• Aim of the task
Below are the records; pull every line that includes "oculosympathetic".

• Records to process
________________________________________

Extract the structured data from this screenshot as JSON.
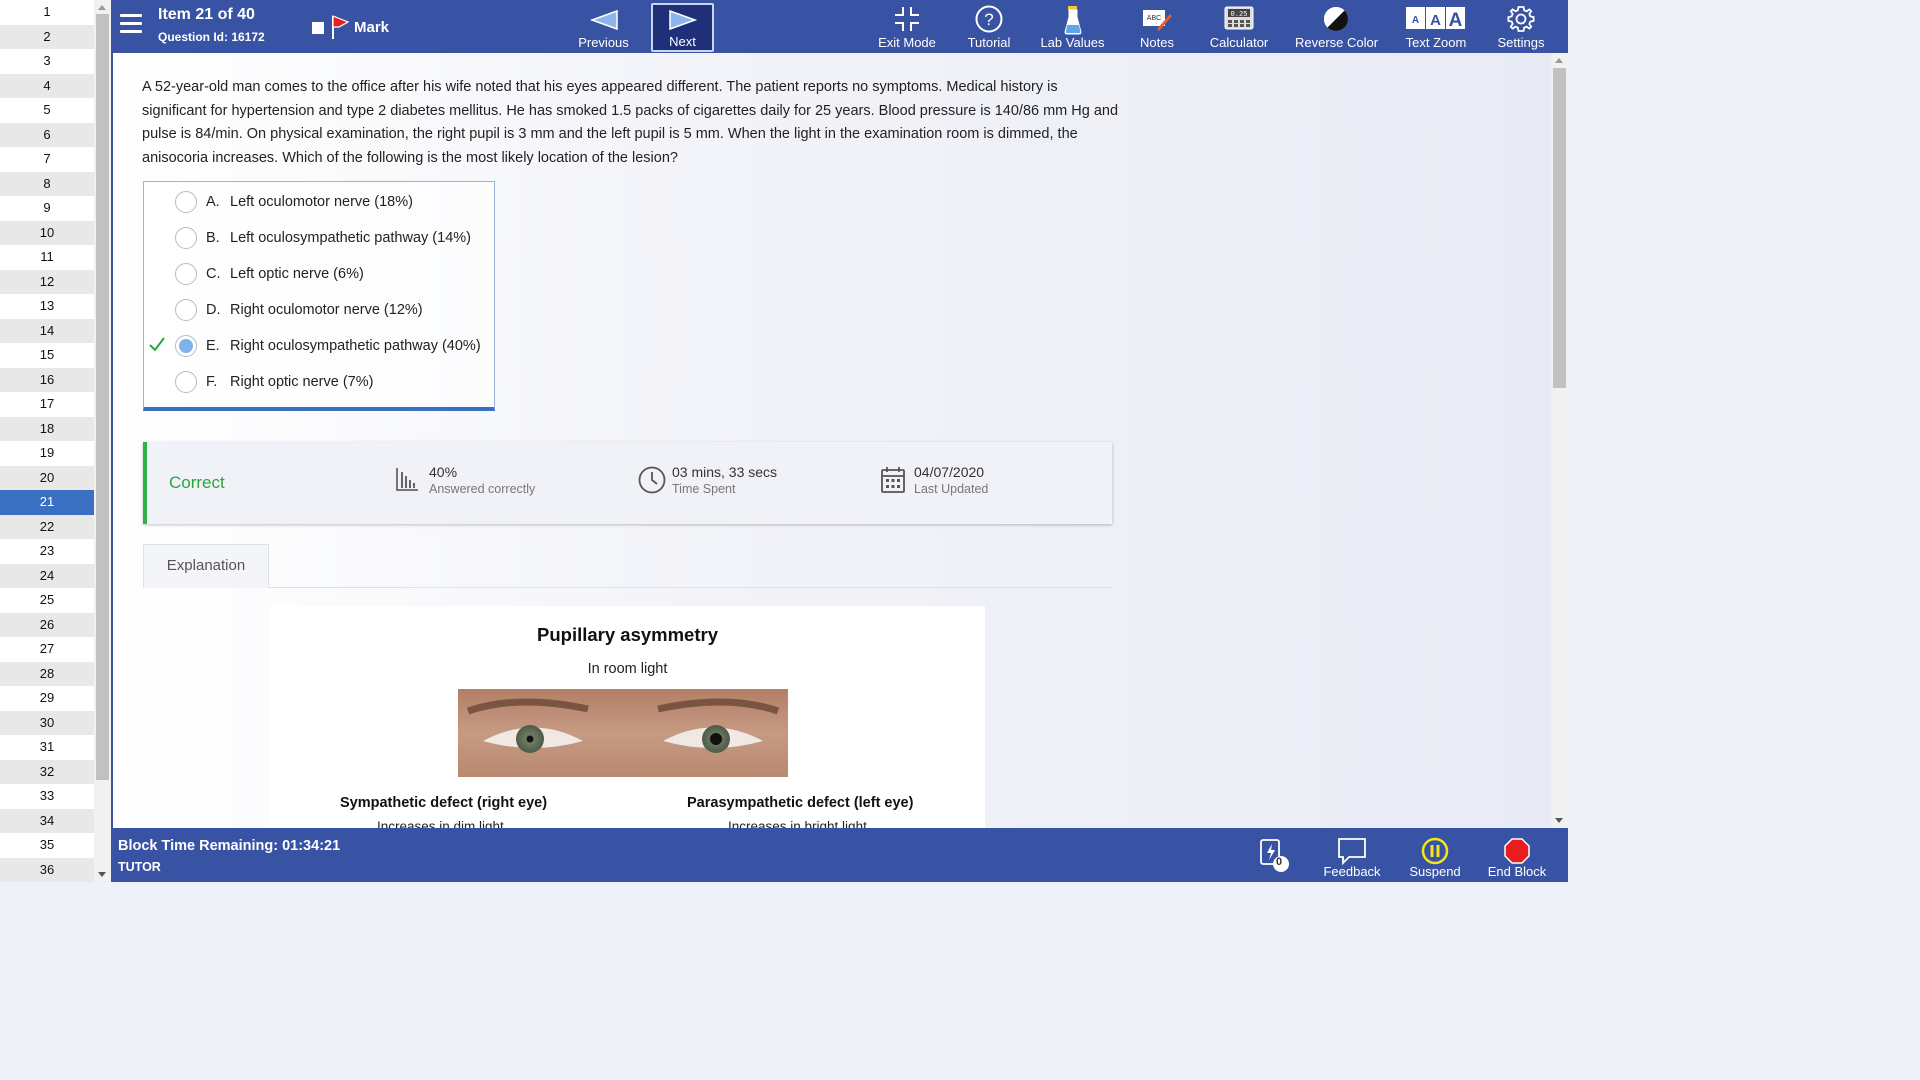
{
  "sidebar": {
    "items": [
      "1",
      "2",
      "3",
      "4",
      "5",
      "6",
      "7",
      "8",
      "9",
      "10",
      "11",
      "12",
      "13",
      "14",
      "15",
      "16",
      "17",
      "18",
      "19",
      "20",
      "21",
      "22",
      "23",
      "24",
      "25",
      "26",
      "27",
      "28",
      "29",
      "30",
      "31",
      "32",
      "33",
      "34",
      "35",
      "36"
    ],
    "current": "21"
  },
  "header": {
    "item_title": "Item 21 of 40",
    "question_id": "Question Id: 16172",
    "mark_label": "Mark",
    "previous_label": "Previous",
    "next_label": "Next",
    "exit_mode_label": "Exit Mode",
    "tutorial_label": "Tutorial",
    "lab_values_label": "Lab Values",
    "notes_label": "Notes",
    "calculator_label": "Calculator",
    "reverse_color_label": "Reverse Color",
    "text_zoom_label": "Text Zoom",
    "settings_label": "Settings"
  },
  "question": {
    "stem": "A 52-year-old man comes to the office after his wife noted that his eyes appeared different.  The patient reports no symptoms.  Medical history is significant for hypertension and type 2 diabetes mellitus.  He has smoked 1.5 packs of cigarettes daily for 25 years.  Blood pressure is 140/86 mm Hg and pulse is 84/min.  On physical examination, the right pupil is 3 mm and the left pupil is 5 mm.  When the light in the examination room is dimmed, the anisocoria increases.  Which of the following is the most likely location of the lesion?",
    "options": [
      {
        "letter": "A.",
        "text": "Left oculomotor nerve (18%)",
        "selected": false,
        "correct": false
      },
      {
        "letter": "B.",
        "text": "Left oculosympathetic pathway (14%)",
        "selected": false,
        "correct": false
      },
      {
        "letter": "C.",
        "text": "Left optic nerve (6%)",
        "selected": false,
        "correct": false
      },
      {
        "letter": "D.",
        "text": "Right oculomotor nerve (12%)",
        "selected": false,
        "correct": false
      },
      {
        "letter": "E.",
        "text": "Right oculosympathetic pathway (40%)",
        "selected": true,
        "correct": true
      },
      {
        "letter": "F.",
        "text": "Right optic nerve (7%)",
        "selected": false,
        "correct": false
      }
    ]
  },
  "result": {
    "status": "Correct",
    "percent": "40%",
    "percent_label": "Answered correctly",
    "time": "03 mins, 33 secs",
    "time_label": "Time Spent",
    "date": "04/07/2020",
    "date_label": "Last Updated"
  },
  "explanation": {
    "tab_label": "Explanation",
    "figure_title": "Pupillary asymmetry",
    "figure_subtitle": "In room light",
    "left_heading": "Sympathetic defect (right eye)",
    "left_sub": "Increases in dim light",
    "right_heading": "Parasympathetic defect (left eye)",
    "right_sub": "Increases in bright light"
  },
  "footer": {
    "time_remaining": "Block Time Remaining: 01:34:21",
    "mode": "TUTOR",
    "flash_count": "0",
    "feedback_label": "Feedback",
    "suspend_label": "Suspend",
    "end_block_label": "End Block"
  },
  "colors": {
    "toolbar": "#3852a4",
    "current_item": "#3b6fc2",
    "correct_green": "#2aa63d",
    "suspend_yellow": "#f5e614",
    "end_red": "#e81e1e"
  }
}
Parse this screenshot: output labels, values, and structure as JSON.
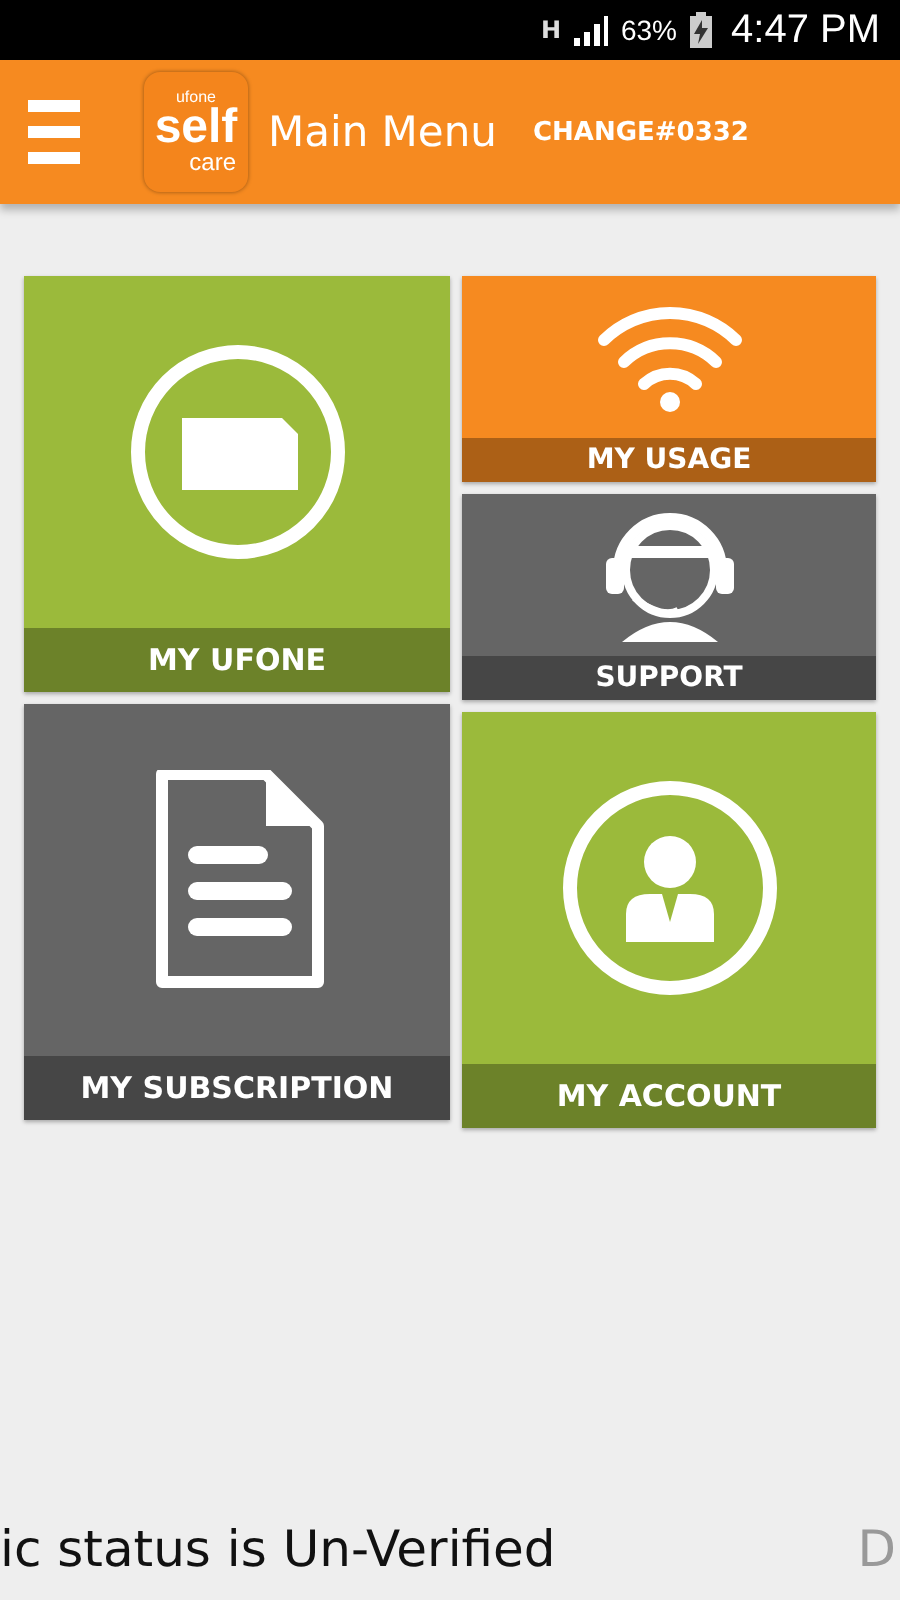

________________________________________

• Response for this exercise
        "text": "Left oculosympathetic pathway (14%)",
        "text": "Right oculosympathetic pathway (40%)",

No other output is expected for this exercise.